_EXERCISE:_ Look through the data below. Collect every line where the word "pansements" occurs.

** begin **

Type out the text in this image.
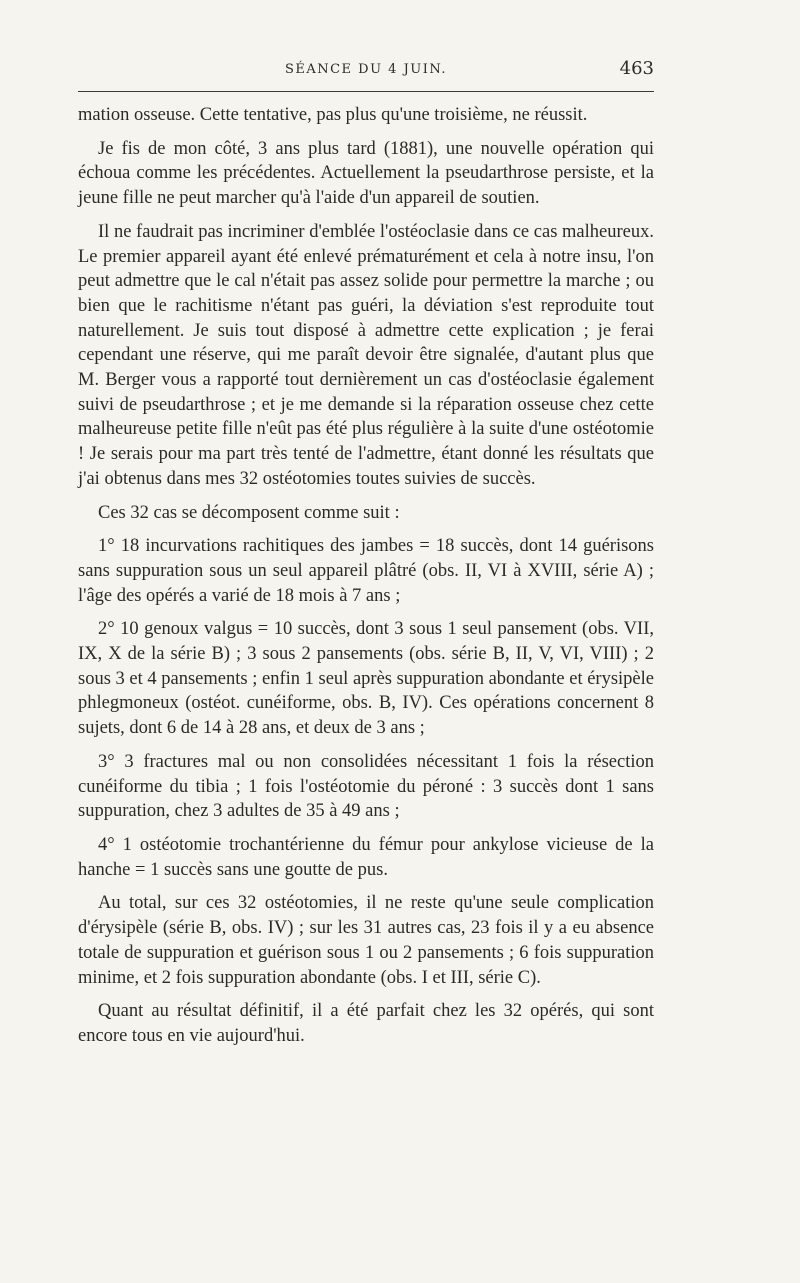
SÉANCE DU 4 JUIN.	463

mation osseuse. Cette tentative, pas plus qu'une troisième, ne réussit.

Je fis de mon côté, 3 ans plus tard (1881), une nouvelle opération qui échoua comme les précédentes. Actuellement la pseudarthrose persiste, et la jeune fille ne peut marcher qu'à l'aide d'un appareil de soutien.

Il ne faudrait pas incriminer d'emblée l'ostéoclasie dans ce cas malheureux. Le premier appareil ayant été enlevé prématurément et cela à notre insu, l'on peut admettre que le cal n'était pas assez solide pour permettre la marche ; ou bien que le rachitisme n'étant pas guéri, la déviation s'est reproduite tout naturellement. Je suis tout disposé à admettre cette explication ; je ferai cependant une réserve, qui me paraît devoir être signalée, d'autant plus que M. Berger vous a rapporté tout dernièrement un cas d'ostéoclasie également suivi de pseudarthrose ; et je me demande si la réparation osseuse chez cette malheureuse petite fille n'eût pas été plus régulière à la suite d'une ostéotomie ! Je serais pour ma part très tenté de l'admettre, étant donné les résultats que j'ai obtenus dans mes 32 ostéotomies toutes suivies de succès.

Ces 32 cas se décomposent comme suit :

1° 18 incurvations rachitiques des jambes = 18 succès, dont 14 guérisons sans suppuration sous un seul appareil plâtré (obs. II, VI à XVIII, série A) ; l'âge des opérés a varié de 18 mois à 7 ans ;

2° 10 genoux valgus = 10 succès, dont 3 sous 1 seul pansement (obs. VII, IX, X de la série B) ; 3 sous 2 pansements (obs. série B, II, V, VI, VIII) ; 2 sous 3 et 4 pansements ; enfin 1 seul après suppuration abondante et érysipèle phlegmoneux (ostéot. cunéiforme, obs. B, IV). Ces opérations concernent 8 sujets, dont 6 de 14 à 28 ans, et deux de 3 ans ;

3° 3 fractures mal ou non consolidées nécessitant 1 fois la résection cunéiforme du tibia ; 1 fois l'ostéotomie du péroné : 3 succès dont 1 sans suppuration, chez 3 adultes de 35 à 49 ans ;

4° 1 ostéotomie trochantérienne du fémur pour ankylose vicieuse de la hanche = 1 succès sans une goutte de pus.

Au total, sur ces 32 ostéotomies, il ne reste qu'une seule complication d'érysipèle (série B, obs. IV) ; sur les 31 autres cas, 23 fois il y a eu absence totale de suppuration et guérison sous 1 ou 2 pansements ; 6 fois suppuration minime, et 2 fois suppuration abondante (obs. I et III, série C).

Quant au résultat définitif, il a été parfait chez les 32 opérés, qui sont encore tous en vie aujourd'hui.
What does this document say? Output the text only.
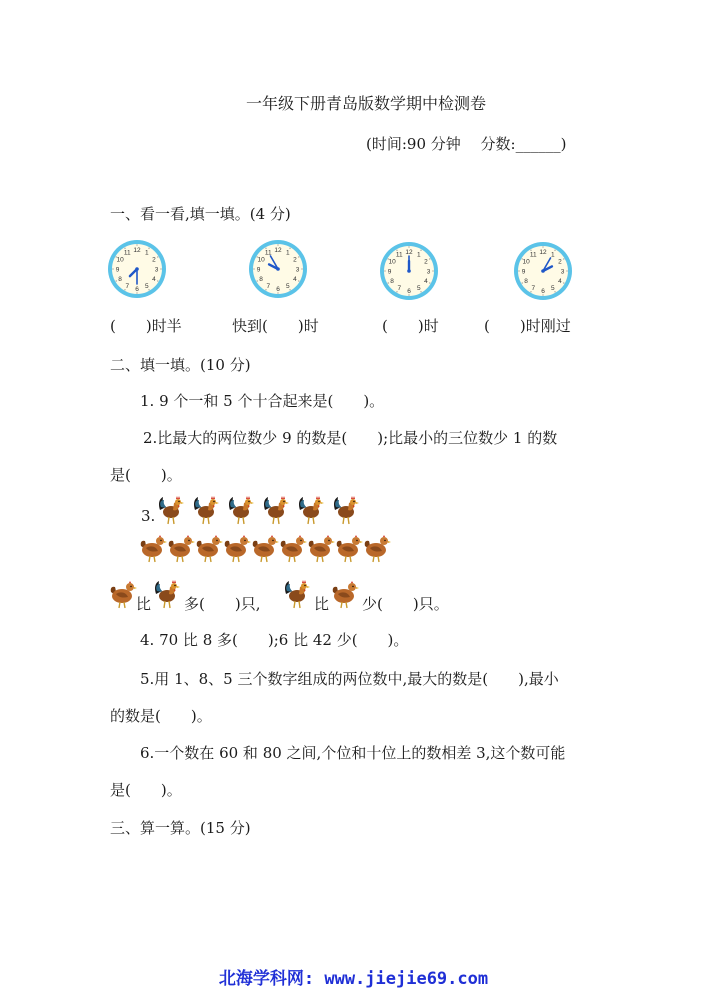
一年级下册青岛版数学期中检测卷
(时间:90 分钟　 分数:______)
一、看一看,填一填。(4 分)
1
2
3
4
5
6
7
8
9
10
11 12	1
2
3
4
5
6
7
8
9
10
11 12
1
2
3
4
5
6
7
8
9
10
11 12	1
2
3
4
5
6
7
8
9
10
11 12
(　　)时半	快到(　　)时	(　　)时	(　　)时刚过
二、填一填。(10 分)
1. 9 个一和 5 个十合起来是(　　)。
2.比最大的两位数少 9 的数是(　　);比最小的三位数少 1 的数
是(　　)。
3.
比 多(　　)只,	比 少(　　)只。
4. 70 比 8 多(　　);6 比 42 少(　　)。
5.用 1、8、5 三个数字组成的两位数中,最大的数是(　　),最小
的数是(　　)。
6.一个数在 60 和 80 之间,个位和十位上的数相差 3,这个数可能
是(　　)。
三、算一算。(15 分)
北海学科网: www.jiejie69.com
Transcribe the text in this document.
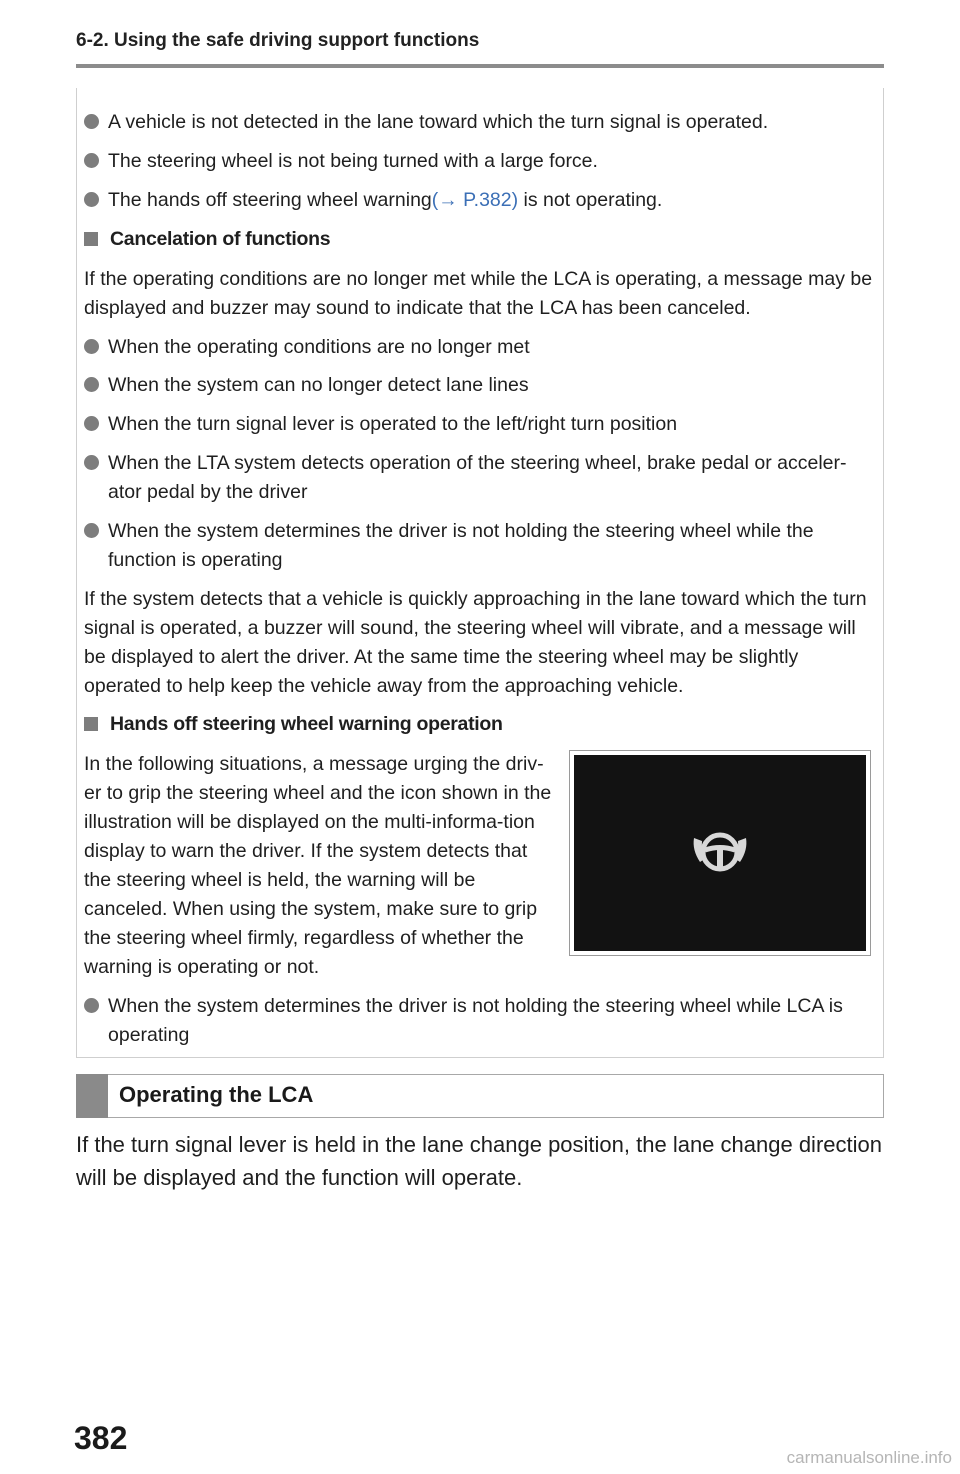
6-2. Using the safe driving support functions
A vehicle is not detected in the lane toward which the turn signal is operated.
The steering wheel is not being turned with a large force.
The hands off steering wheel warning(→ P.382) is not operating.
Cancelation of functions
If the operating conditions are no longer met while the LCA is operating, a message may be displayed and buzzer may sound to indicate that the LCA has been canceled.
When the operating conditions are no longer met
When the system can no longer detect lane lines
When the turn signal lever is operated to the left/right turn position
When the LTA system detects operation of the steering wheel, brake pedal or acceler-ator pedal by the driver
When the system determines the driver is not holding the steering wheel while the function is operating
If the system detects that a vehicle is quickly approaching in the lane toward which the turn signal is operated, a buzzer will sound, the steering wheel will vibrate, and a message will be displayed to alert the driver. At the same time the steering wheel may be slightly operated to help keep the vehicle away from the approaching vehicle.
Hands off steering wheel warning operation
In the following situations, a message urging the driv-er to grip the steering wheel and the icon shown in the illustration will be displayed on the multi-informa-tion display to warn the driver. If the system detects that the steering wheel is held, the warning will be canceled. When using the system, make sure to grip the steering wheel firmly, regardless of whether the warning is operating or not.
When the system determines the driver is not holding the steering wheel while LCA is operating
Operating the LCA
If the turn signal lever is held in the lane change position, the lane change direction will be displayed and the function will operate.
382
carmanualsonline.info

** end **

_WRITTEN SOLUTION:_
2° 10 genoux valgus = 10 succès, dont 3 sous 1 seul pansement (obs. VII, IX, X de la série B) ; 3 sous 2 pansements (obs. série B, II, V, VI, VIII) ; 2 sous 3 et 4 pansements ; enfin 1 seul après suppuration abondante et érysipèle phlegmoneux (ostéot. cunéiforme, obs. B, IV). Ces opérations concernent 8 sujets, dont 6 de 14 à 28 ans, et deux de 3 ans ;
Au total, sur ces 32 ostéotomies, il ne reste qu'une seule complication d'érysipèle (série B, obs. IV) ; sur les 31 autres cas, 23 fois il y a eu absence totale de suppuration et guérison sous 1 ou 2 pansements ; 6 fois suppuration minime, et 2 fois suppuration abondante (obs. I et III, série C).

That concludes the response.